Identify every line in the records below that contains the word "Australia", and reproduce each one.

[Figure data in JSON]

───

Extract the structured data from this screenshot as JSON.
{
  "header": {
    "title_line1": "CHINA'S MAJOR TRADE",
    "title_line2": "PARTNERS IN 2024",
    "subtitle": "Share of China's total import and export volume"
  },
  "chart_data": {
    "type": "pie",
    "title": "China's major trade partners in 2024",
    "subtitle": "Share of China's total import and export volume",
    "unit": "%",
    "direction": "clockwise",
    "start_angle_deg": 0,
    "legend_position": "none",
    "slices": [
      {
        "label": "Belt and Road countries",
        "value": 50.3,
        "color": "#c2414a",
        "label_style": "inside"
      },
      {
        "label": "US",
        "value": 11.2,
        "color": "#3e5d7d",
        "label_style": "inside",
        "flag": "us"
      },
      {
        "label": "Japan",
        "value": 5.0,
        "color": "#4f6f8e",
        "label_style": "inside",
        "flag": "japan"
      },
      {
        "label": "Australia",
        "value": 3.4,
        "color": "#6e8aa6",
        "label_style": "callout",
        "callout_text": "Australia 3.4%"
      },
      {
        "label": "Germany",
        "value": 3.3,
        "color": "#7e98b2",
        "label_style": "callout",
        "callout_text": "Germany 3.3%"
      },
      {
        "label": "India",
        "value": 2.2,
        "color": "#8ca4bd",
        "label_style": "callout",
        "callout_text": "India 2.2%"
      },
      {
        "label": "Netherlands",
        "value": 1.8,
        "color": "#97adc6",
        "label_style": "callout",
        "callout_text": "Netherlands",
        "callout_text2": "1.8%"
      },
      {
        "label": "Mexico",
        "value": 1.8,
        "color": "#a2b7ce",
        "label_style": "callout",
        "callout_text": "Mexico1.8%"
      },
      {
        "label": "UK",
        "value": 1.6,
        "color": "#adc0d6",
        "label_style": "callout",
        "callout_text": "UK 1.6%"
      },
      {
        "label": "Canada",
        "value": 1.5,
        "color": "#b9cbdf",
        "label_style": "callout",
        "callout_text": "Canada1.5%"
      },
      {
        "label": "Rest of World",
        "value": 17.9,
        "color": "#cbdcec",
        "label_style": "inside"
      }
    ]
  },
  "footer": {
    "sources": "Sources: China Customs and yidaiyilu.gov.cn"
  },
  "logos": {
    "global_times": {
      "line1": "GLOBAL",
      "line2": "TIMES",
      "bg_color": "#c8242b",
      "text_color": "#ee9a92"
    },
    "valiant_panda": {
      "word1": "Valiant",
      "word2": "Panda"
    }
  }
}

───

§ **Task result**
        "label": "Australia",
        "callout_text": "Australia 3.4%"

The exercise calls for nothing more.